Locate and copy each line in the data that contains the word "Administration".

»»

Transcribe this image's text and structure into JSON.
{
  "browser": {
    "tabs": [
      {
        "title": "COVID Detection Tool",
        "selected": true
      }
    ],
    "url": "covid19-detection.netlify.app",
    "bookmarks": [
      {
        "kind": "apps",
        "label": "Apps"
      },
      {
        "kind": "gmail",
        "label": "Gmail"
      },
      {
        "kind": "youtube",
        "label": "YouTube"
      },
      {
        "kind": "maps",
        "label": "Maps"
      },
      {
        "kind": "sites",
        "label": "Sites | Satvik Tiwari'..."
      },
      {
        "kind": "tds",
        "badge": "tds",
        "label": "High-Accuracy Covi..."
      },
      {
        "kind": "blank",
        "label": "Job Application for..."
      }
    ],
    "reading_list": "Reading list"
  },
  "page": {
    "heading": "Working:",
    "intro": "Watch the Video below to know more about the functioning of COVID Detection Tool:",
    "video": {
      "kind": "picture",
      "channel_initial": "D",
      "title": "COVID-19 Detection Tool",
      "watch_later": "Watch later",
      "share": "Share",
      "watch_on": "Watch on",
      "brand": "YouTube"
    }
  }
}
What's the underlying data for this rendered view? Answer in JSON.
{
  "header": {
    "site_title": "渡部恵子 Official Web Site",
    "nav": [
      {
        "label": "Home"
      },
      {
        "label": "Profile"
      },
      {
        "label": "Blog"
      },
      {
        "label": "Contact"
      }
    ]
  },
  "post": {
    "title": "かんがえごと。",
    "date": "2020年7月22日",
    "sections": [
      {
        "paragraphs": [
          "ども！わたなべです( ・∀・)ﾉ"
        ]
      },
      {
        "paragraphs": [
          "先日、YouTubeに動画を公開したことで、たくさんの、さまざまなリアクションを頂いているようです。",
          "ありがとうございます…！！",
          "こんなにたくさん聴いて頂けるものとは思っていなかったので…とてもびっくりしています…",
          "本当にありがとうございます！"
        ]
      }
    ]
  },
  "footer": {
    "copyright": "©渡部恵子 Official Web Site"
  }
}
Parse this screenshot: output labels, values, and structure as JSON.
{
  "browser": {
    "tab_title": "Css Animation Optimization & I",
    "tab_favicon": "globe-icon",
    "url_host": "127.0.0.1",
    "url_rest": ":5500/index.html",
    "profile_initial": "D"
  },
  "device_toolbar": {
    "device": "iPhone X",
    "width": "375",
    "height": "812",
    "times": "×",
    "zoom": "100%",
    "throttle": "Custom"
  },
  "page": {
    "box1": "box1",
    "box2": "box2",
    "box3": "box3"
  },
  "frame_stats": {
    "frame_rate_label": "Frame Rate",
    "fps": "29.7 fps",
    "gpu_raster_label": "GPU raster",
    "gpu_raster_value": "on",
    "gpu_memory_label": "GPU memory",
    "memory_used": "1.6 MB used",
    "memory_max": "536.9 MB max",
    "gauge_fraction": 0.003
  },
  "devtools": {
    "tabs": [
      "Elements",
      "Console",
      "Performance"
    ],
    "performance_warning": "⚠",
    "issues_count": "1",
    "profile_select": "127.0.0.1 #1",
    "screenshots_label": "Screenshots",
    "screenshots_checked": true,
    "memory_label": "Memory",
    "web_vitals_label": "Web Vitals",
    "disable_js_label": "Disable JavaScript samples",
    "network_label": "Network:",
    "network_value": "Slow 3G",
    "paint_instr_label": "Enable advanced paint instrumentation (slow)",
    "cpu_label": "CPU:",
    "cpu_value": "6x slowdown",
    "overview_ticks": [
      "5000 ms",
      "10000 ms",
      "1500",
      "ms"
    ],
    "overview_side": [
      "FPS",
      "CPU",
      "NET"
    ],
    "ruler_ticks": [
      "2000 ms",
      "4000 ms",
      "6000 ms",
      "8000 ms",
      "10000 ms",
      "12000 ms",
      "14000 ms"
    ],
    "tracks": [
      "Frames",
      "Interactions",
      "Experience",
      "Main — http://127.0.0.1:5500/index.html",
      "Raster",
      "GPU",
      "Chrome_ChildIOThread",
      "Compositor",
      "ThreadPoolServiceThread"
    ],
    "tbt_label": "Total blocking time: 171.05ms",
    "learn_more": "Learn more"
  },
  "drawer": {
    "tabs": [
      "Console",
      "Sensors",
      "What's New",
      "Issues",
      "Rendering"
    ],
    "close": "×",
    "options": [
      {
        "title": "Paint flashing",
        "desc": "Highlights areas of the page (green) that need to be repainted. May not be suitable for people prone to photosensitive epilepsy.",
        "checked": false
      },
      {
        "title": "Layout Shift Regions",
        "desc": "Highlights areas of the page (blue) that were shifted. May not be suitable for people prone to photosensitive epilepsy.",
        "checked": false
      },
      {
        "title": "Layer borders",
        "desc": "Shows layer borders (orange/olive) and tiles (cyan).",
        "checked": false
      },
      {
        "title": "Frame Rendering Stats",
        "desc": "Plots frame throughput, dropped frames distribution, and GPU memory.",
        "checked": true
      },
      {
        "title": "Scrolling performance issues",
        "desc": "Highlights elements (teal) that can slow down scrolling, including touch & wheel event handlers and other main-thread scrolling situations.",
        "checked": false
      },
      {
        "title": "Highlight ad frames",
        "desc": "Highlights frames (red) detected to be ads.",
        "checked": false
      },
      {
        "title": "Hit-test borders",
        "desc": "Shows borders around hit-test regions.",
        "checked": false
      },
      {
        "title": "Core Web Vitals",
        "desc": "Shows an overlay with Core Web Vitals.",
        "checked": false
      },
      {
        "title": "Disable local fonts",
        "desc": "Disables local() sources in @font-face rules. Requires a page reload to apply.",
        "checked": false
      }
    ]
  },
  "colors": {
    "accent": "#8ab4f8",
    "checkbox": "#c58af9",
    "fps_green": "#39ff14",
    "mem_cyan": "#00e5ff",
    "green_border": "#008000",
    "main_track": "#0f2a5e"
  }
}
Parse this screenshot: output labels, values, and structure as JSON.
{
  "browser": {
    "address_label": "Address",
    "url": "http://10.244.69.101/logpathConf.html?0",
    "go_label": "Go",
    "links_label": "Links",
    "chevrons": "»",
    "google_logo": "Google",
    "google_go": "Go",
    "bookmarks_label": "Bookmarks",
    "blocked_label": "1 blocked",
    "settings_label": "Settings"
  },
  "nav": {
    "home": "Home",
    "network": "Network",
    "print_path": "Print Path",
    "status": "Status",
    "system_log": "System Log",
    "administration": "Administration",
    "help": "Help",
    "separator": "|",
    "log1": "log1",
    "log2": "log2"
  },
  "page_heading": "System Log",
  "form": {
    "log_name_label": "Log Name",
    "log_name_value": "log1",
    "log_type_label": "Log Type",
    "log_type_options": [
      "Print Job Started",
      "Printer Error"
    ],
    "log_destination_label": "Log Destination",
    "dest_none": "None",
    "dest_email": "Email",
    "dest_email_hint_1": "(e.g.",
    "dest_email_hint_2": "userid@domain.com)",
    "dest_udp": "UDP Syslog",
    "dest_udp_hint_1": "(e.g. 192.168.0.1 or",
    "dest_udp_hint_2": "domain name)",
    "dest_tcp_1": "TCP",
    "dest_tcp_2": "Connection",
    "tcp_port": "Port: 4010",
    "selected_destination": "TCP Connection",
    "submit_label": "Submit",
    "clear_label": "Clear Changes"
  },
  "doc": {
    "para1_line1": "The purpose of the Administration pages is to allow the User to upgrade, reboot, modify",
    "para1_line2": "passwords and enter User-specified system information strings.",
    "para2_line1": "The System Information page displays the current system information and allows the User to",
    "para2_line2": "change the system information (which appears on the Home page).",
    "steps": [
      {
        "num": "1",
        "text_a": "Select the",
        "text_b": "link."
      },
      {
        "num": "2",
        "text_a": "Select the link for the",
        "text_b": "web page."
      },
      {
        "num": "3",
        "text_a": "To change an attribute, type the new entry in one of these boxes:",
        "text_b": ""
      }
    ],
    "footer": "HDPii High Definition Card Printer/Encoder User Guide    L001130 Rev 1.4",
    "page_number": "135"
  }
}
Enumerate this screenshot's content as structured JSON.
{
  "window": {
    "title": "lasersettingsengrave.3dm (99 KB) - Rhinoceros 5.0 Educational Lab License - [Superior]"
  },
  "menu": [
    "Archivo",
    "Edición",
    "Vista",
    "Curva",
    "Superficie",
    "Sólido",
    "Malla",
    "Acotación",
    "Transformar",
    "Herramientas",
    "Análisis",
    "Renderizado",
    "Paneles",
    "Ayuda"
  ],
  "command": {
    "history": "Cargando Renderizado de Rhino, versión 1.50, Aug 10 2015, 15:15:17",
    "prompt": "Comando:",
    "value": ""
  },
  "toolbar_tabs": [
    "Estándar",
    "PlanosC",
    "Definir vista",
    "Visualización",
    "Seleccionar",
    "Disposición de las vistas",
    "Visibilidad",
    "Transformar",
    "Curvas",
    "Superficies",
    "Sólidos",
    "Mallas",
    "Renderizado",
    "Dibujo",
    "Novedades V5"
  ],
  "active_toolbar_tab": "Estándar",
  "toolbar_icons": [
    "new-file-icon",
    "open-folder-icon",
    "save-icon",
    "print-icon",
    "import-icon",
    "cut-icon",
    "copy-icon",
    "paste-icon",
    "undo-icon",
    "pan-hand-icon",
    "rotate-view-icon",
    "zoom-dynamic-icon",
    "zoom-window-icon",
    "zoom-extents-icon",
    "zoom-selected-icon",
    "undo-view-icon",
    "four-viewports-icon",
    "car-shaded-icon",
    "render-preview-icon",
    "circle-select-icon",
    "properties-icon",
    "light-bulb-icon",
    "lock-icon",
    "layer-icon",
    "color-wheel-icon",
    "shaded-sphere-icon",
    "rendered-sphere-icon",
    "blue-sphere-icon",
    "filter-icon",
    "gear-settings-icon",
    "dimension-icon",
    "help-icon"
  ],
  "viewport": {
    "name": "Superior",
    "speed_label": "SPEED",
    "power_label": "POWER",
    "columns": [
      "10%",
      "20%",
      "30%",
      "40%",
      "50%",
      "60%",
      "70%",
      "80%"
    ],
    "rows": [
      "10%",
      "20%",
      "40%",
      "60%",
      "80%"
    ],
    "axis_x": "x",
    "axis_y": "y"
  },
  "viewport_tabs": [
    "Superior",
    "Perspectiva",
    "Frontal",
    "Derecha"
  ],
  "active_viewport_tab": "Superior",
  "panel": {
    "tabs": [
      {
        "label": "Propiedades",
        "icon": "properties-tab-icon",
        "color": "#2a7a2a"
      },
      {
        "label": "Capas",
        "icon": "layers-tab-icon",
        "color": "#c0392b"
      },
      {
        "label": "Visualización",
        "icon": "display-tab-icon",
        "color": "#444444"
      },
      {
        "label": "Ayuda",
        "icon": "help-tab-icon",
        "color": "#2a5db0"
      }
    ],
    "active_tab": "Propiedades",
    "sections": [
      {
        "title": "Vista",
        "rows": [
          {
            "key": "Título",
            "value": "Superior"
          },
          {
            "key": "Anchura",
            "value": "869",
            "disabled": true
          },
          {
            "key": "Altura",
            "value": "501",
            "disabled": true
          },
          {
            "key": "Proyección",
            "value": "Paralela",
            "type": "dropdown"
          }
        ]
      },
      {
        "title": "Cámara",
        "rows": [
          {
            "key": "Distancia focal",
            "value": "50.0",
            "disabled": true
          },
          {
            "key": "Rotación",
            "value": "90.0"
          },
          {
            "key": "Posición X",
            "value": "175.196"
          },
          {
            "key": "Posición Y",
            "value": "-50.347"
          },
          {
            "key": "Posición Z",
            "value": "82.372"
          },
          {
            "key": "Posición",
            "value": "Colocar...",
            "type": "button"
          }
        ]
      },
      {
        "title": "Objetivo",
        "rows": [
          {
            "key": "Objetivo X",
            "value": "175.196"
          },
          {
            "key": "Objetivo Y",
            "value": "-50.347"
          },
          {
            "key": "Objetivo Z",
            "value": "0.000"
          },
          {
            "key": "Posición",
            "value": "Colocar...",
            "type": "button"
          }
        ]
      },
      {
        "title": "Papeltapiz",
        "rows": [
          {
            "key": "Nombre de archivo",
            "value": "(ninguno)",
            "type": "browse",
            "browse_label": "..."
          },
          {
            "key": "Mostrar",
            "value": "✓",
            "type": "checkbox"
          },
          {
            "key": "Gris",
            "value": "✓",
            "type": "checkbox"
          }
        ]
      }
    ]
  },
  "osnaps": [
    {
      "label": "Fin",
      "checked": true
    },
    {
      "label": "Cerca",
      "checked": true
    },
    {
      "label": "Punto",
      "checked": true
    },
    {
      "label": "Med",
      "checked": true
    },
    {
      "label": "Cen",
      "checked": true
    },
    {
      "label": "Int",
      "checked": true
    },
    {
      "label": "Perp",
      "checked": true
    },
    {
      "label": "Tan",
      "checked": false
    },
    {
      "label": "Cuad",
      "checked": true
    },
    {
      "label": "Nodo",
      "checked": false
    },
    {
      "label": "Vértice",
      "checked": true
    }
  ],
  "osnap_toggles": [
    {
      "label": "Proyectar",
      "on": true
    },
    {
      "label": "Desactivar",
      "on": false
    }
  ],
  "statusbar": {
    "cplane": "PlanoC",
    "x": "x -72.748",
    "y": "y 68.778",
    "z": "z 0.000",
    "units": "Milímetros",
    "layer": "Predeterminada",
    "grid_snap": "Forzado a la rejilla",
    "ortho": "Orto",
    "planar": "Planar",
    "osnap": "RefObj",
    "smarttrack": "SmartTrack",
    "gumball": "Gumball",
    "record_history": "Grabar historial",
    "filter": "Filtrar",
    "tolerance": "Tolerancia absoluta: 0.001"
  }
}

««

**In response**:
    "administration": "Administration",
    "para1_line1": "The purpose of the Administration pages is to allow the User to upgrade, reboot, modify",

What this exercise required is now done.